*WORK REQUIRED*. In the data below, find each line containing the string "health" and return it.

——

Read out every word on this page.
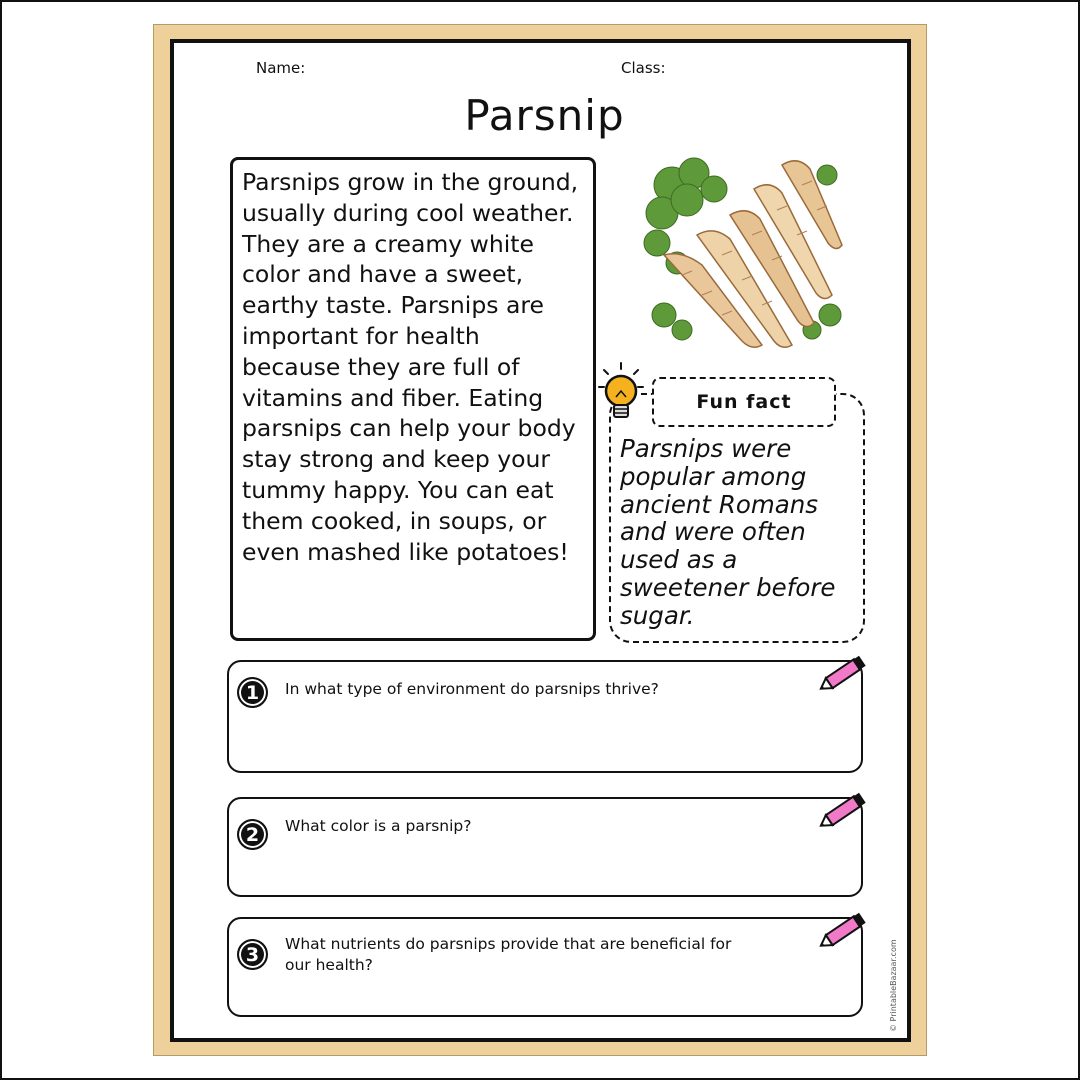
Name:	Class:
Parsnip
Parsnips grow in the ground, usually during cool weather. They are a creamy white color and have a sweet, earthy taste. Parsnips are important for health because they are full of vitamins and fiber. Eating parsnips can help your body stay strong and keep your tummy happy. You can eat them cooked, in soups, or even mashed like potatoes!
Fun fact
Parsnips were popular among ancient Romans and were often used as a sweetener before sugar.
1	In what type of environment do parsnips thrive?
2	What color is a parsnip?
3	What nutrients do parsnips provide that are beneficial for our health?	© PrintableBazaar.com
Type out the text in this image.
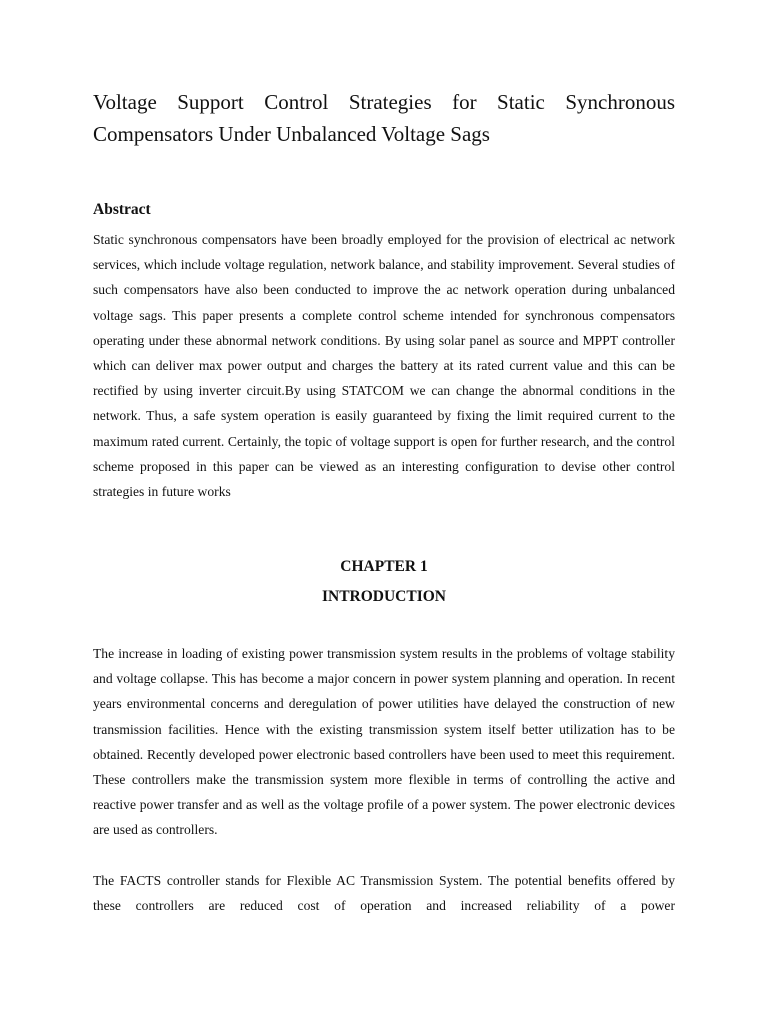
Voltage Support Control Strategies for Static Synchronous Compensators Under Unbalanced Voltage Sags
Abstract

Static synchronous compensators have been broadly employed for the provision of electrical ac network services, which include voltage regulation, network balance, and stability improvement. Several studies of such compensators have also been conducted to improve the ac network operation during unbalanced voltage sags. This paper presents a complete control scheme intended for synchronous compensators operating under these abnormal network conditions. By using solar panel as source and MPPT controller which can deliver max power output and charges the battery at its rated current value and this can be rectified by using inverter circuit.By using STATCOM we can change the abnormal conditions in the network. Thus, a safe system operation is easily guaranteed by fixing the limit required current to the maximum rated current. Certainly, the topic of voltage support is open for further research, and the control scheme proposed in this paper can be viewed as an interesting configuration to devise other control strategies in future works

CHAPTER 1
INTRODUCTION

The increase in loading of existing power transmission system results in the problems of voltage stability and voltage collapse. This has become a major concern in power system planning and operation. In recent years environmental concerns and deregulation of power utilities have delayed the construction of new transmission facilities. Hence with the existing transmission system itself better utilization has to be obtained. Recently developed power electronic based controllers have been used to meet this requirement. These controllers make the transmission system more flexible in terms of controlling the active and reactive power transfer and as well as the voltage profile of a power system. The power electronic devices are used as controllers.

The FACTS controller stands for Flexible AC Transmission System. The potential benefits offered by these controllers are reduced cost of operation and increased reliability of a power
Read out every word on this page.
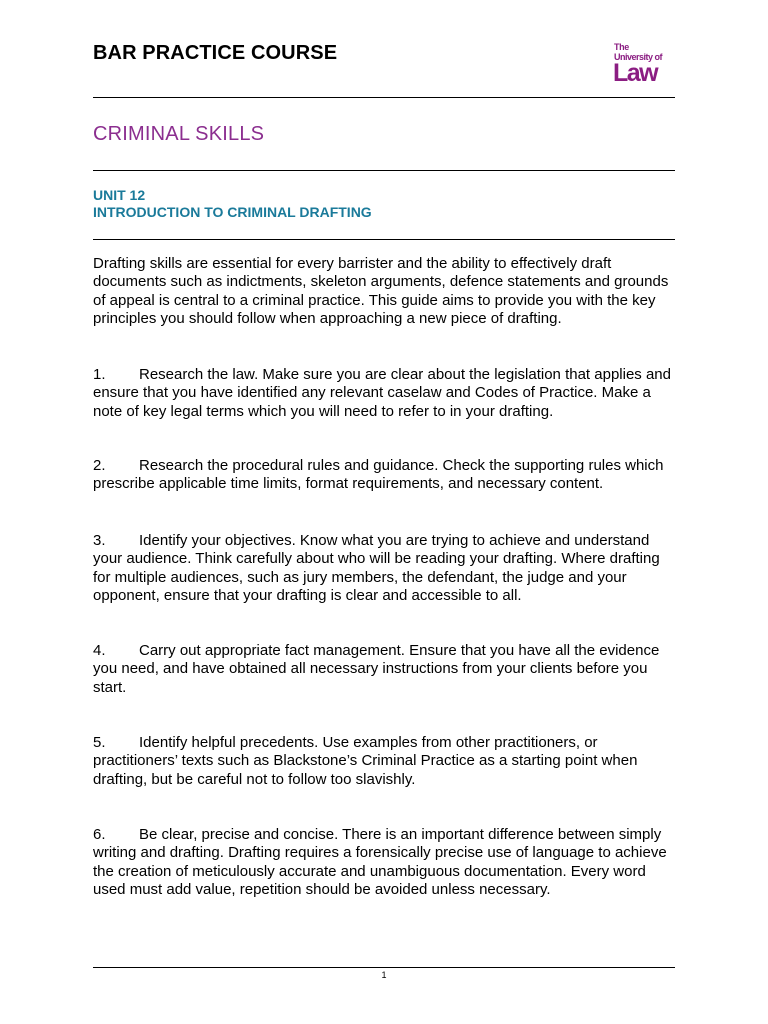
BAR PRACTICE COURSE	The
University of
Law
CRIMINAL SKILLS
UNIT 12
INTRODUCTION TO CRIMINAL DRAFTING
Drafting skills are essential for every barrister and the ability to effectively draft documents such as indictments, skeleton arguments, defence statements and grounds of appeal is central to a criminal practice. This guide aims to provide you with the key principles you should follow when approaching a new piece of drafting.
1. Research the law. Make sure you are clear about the legislation that applies and ensure that you have identified any relevant caselaw and Codes of Practice. Make a note of key legal terms which you will need to refer to in your drafting.
2. Research the procedural rules and guidance. Check the supporting rules which prescribe applicable time limits, format requirements, and necessary content.
3. Identify your objectives. Know what you are trying to achieve and understand your audience. Think carefully about who will be reading your drafting. Where drafting for multiple audiences, such as jury members, the defendant, the judge and your opponent, ensure that your drafting is clear and accessible to all.
4. Carry out appropriate fact management. Ensure that you have all the evidence you need, and have obtained all necessary instructions from your clients before you start.
5. Identify helpful precedents. Use examples from other practitioners, or practitioners’ texts such as Blackstone’s Criminal Practice as a starting point when drafting, but be careful not to follow too slavishly.
6. Be clear, precise and concise. There is an important difference between simply writing and drafting. Drafting requires a forensically precise use of language to achieve the creation of meticulously accurate and unambiguous documentation. Every word used must add value, repetition should be avoided unless necessary.
1
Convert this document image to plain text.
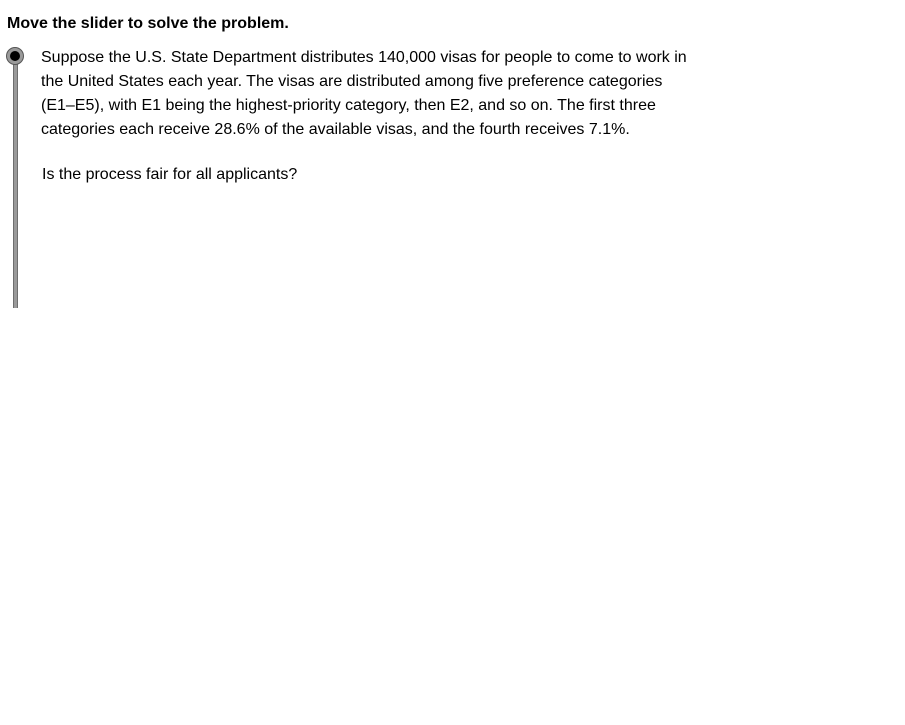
Move the slider to solve the problem.

Suppose the U.S. State Department distributes 140,000 visas for people to come to work in the United States each year. The visas are distributed among five preference categories (E1–E5), with E1 being the highest-priority category, then E2, and so on. The first three categories each receive 28.6% of the available visas, and the fourth receives 7.1%.

Is the process fair for all applicants?
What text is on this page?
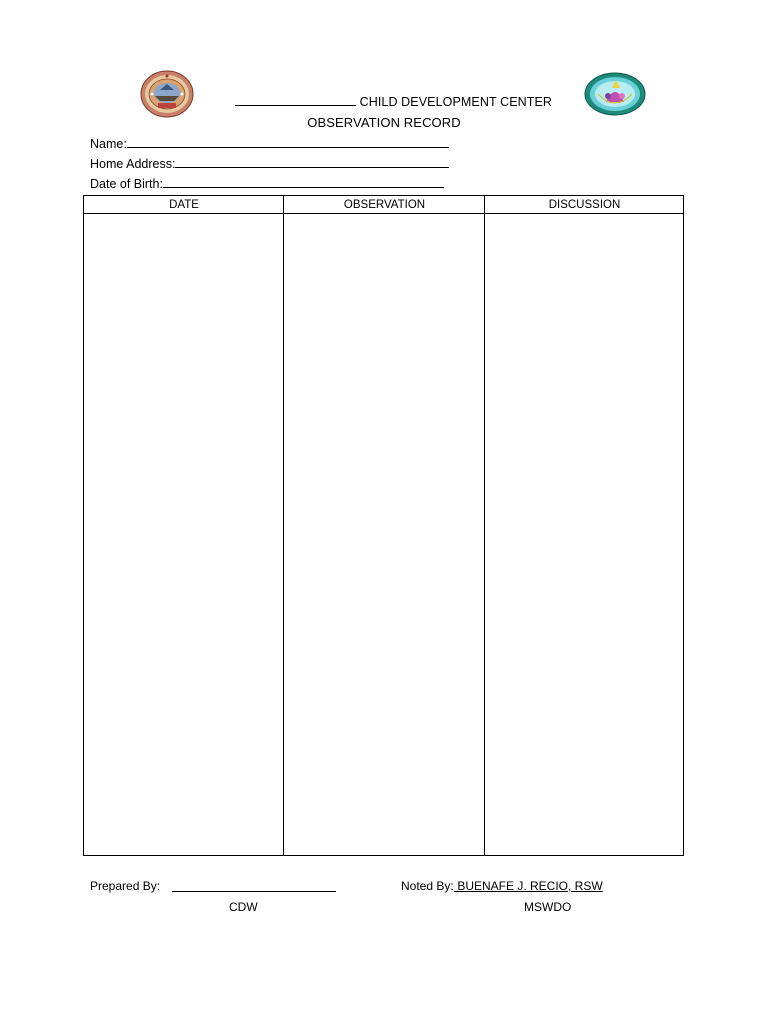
CHILD DEVELOPMENT CENTER
OBSERVATION RECORD
Name:
Home Address:
Date of Birth:
DATE	OBSERVATION	DISCUSSION
Prepared By:
CDW
Noted By: BUENAFE J. RECIO, RSW
MSWDO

——

*SOLUTION TO THIS TASK*.
Parsnips grow in the ground, usually during cool weather. They are a creamy white color and have a sweet, earthy taste. Parsnips are important for health because they are full of vitamins and fiber. Eating parsnips can help your body stay strong and keep your tummy happy. You can eat them cooked, in soups, or even mashed like potatoes!
3	What nutrients do parsnips provide that are beneficial for our health?	© PrintableBazaar.com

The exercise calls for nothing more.